## Work to complete
Copy out each line of the data that holds the word "public".

## Working data

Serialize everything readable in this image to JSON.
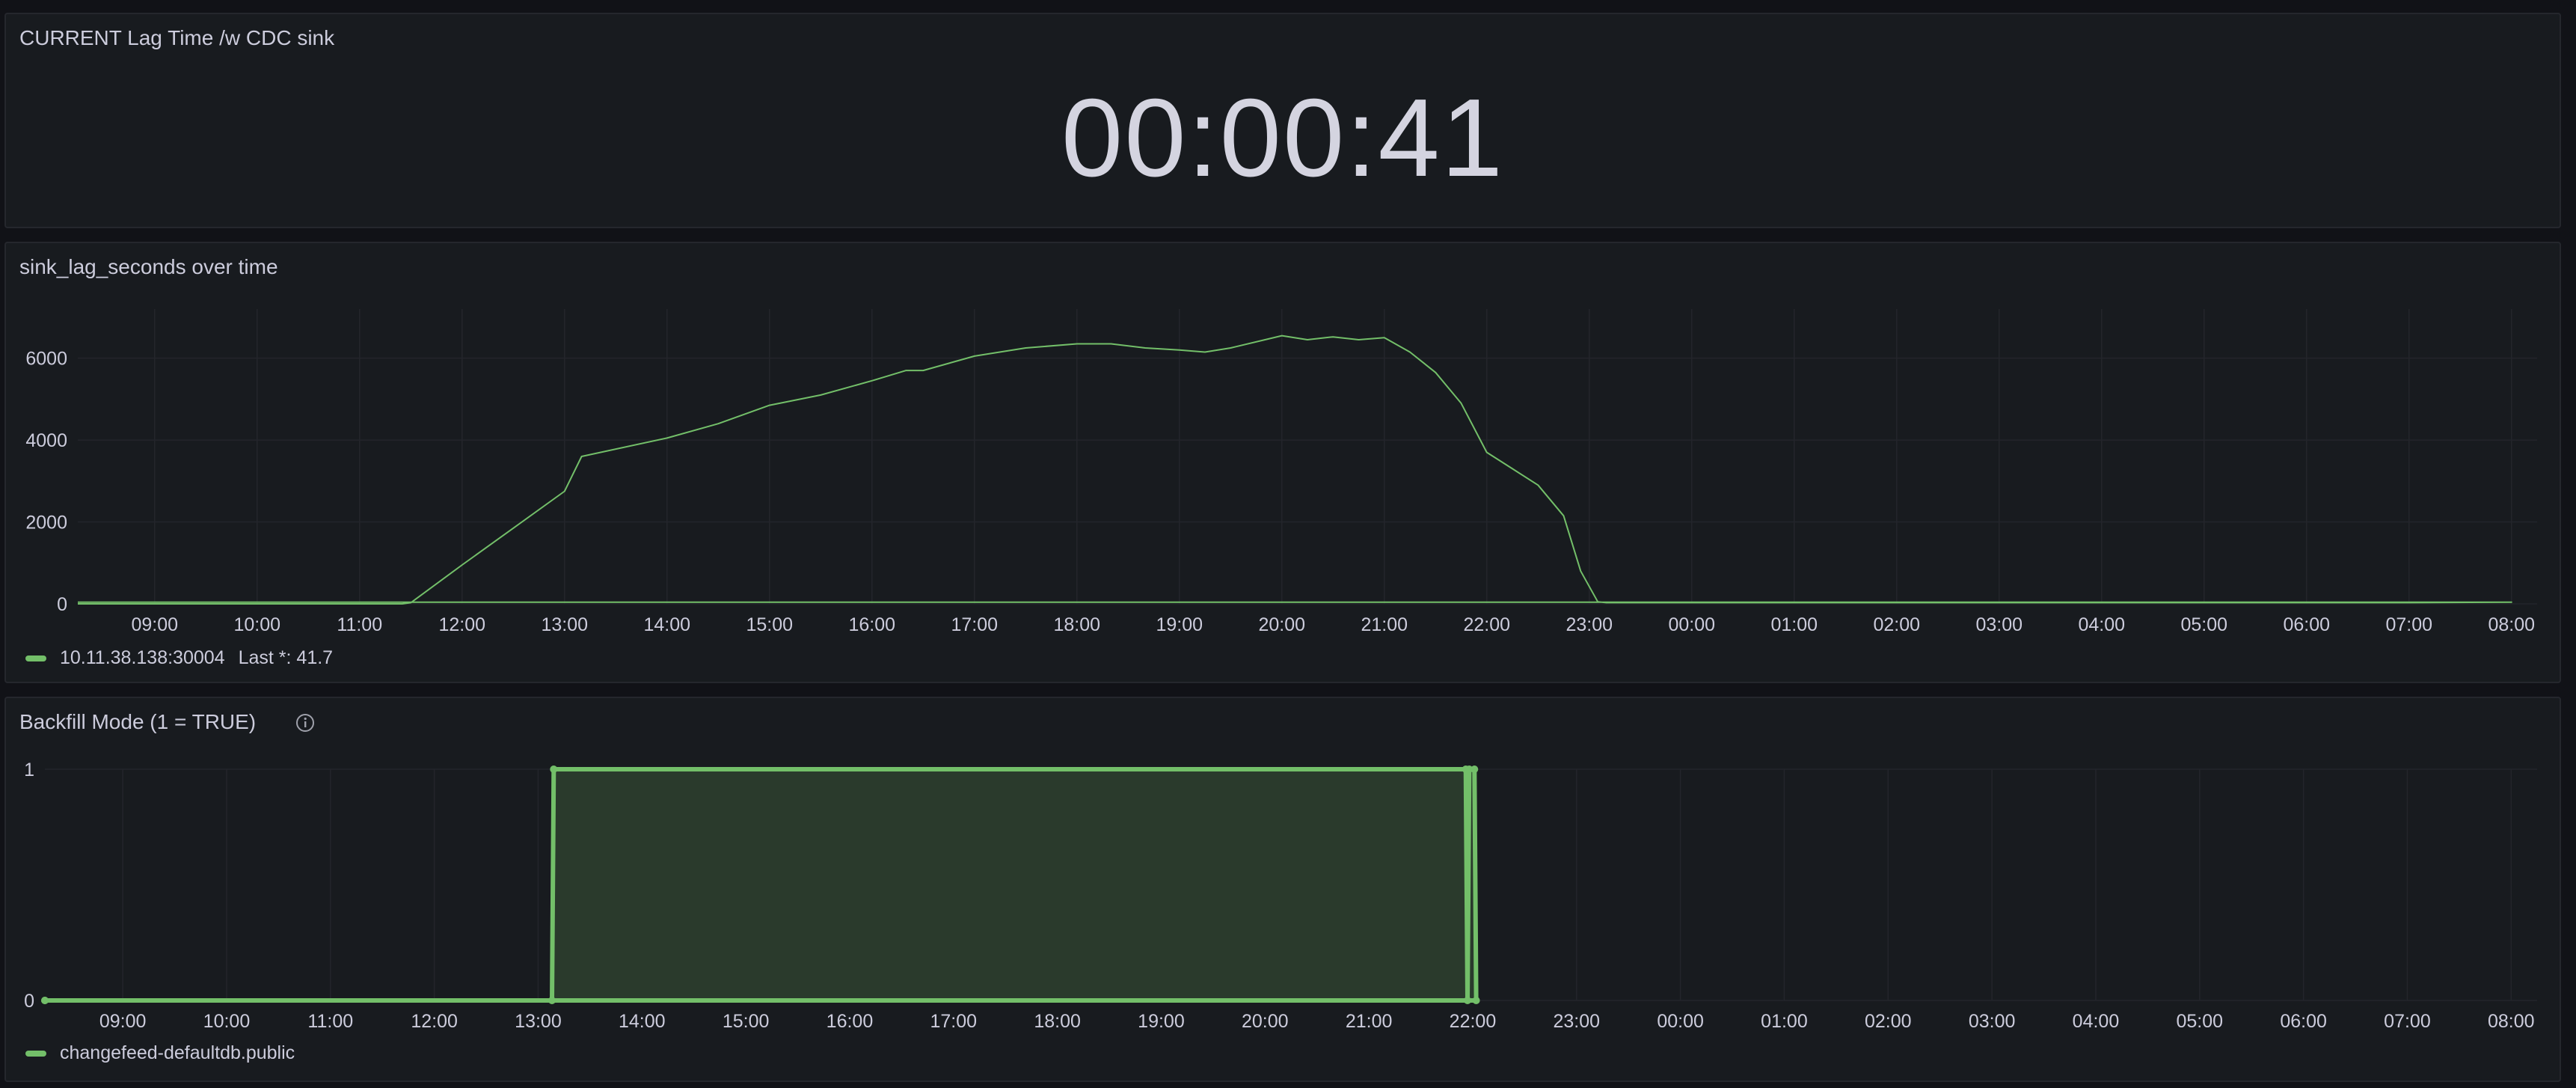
{
  "colors": {
    "series": "#73bf69",
    "fill": "#2a3a2c",
    "grid": "#23252b",
    "background": "#181b1f"
  },
  "stat_panel": {
    "title": "CURRENT Lag Time /w CDC sink",
    "value": "00:00:41"
  },
  "lag_panel": {
    "title": "sink_lag_seconds over time",
    "legend": {
      "series_name": "10.11.38.138:30004",
      "last_value": "Last *: 41.7"
    }
  },
  "backfill_panel": {
    "title": "Backfill Mode (1 = TRUE)",
    "info_icon": "info-circle-icon",
    "legend": {
      "series_name": "changefeed-defaultdb.public"
    }
  },
  "chart_data": [
    {
      "type": "line",
      "title": "sink_lag_seconds over time",
      "xlabel": "",
      "ylabel": "",
      "x_ticks": [
        "09:00",
        "10:00",
        "11:00",
        "12:00",
        "13:00",
        "14:00",
        "15:00",
        "16:00",
        "17:00",
        "18:00",
        "19:00",
        "20:00",
        "21:00",
        "22:00",
        "23:00",
        "00:00",
        "01:00",
        "02:00",
        "03:00",
        "04:00",
        "05:00",
        "06:00",
        "07:00",
        "08:00"
      ],
      "y_ticks": [
        0,
        2000,
        4000,
        6000
      ],
      "ylim": [
        0,
        7200
      ],
      "xlim": [
        "08:15",
        "08:15+1d"
      ],
      "series": [
        {
          "name": "10.11.38.138:30004",
          "x": [
            "08:15",
            "11:00",
            "11:25",
            "11:30",
            "12:00",
            "12:30",
            "13:00",
            "13:10",
            "14:00",
            "14:30",
            "15:00",
            "15:30",
            "16:00",
            "16:20",
            "16:30",
            "17:00",
            "17:30",
            "18:00",
            "18:20",
            "18:40",
            "19:00",
            "19:15",
            "19:30",
            "20:00",
            "20:15",
            "20:30",
            "20:45",
            "21:00",
            "21:15",
            "21:30",
            "21:45",
            "22:00",
            "22:15",
            "22:30",
            "22:45",
            "22:55",
            "23:05",
            "23:10",
            "00:00",
            "01:00",
            "02:00",
            "03:00",
            "04:00",
            "05:00",
            "06:00",
            "07:00",
            "08:00",
            "08:15"
          ],
          "values": [
            0,
            0,
            0,
            30,
            950,
            1850,
            2750,
            3600,
            4050,
            4400,
            4850,
            5100,
            5450,
            5700,
            5700,
            6050,
            6250,
            6350,
            6350,
            6250,
            6200,
            6150,
            6250,
            6550,
            6450,
            6520,
            6450,
            6500,
            6150,
            5650,
            4900,
            3700,
            3300,
            2900,
            2150,
            800,
            50,
            30,
            30,
            30,
            30,
            30,
            30,
            30,
            30,
            30,
            40,
            41.7
          ]
        }
      ]
    },
    {
      "type": "area",
      "title": "Backfill Mode (1 = TRUE)",
      "xlabel": "",
      "ylabel": "",
      "x_ticks": [
        "09:00",
        "10:00",
        "11:00",
        "12:00",
        "13:00",
        "14:00",
        "15:00",
        "16:00",
        "17:00",
        "18:00",
        "19:00",
        "20:00",
        "21:00",
        "22:00",
        "23:00",
        "00:00",
        "01:00",
        "02:00",
        "03:00",
        "04:00",
        "05:00",
        "06:00",
        "07:00",
        "08:00"
      ],
      "y_ticks": [
        0,
        1
      ],
      "ylim": [
        0,
        1
      ],
      "xlim": [
        "08:15",
        "08:15+1d"
      ],
      "series": [
        {
          "name": "changefeed-defaultdb.public",
          "x": [
            "08:15",
            "13:08",
            "13:09",
            "21:56",
            "21:57",
            "21:58",
            "22:01",
            "22:02",
            "08:15"
          ],
          "values": [
            0,
            0,
            1,
            1,
            0,
            1,
            1,
            0,
            0
          ]
        }
      ]
    }
  ]
}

## Response
      "series_name": "changefeed-defaultdb.public"
          "name": "changefeed-defaultdb.public",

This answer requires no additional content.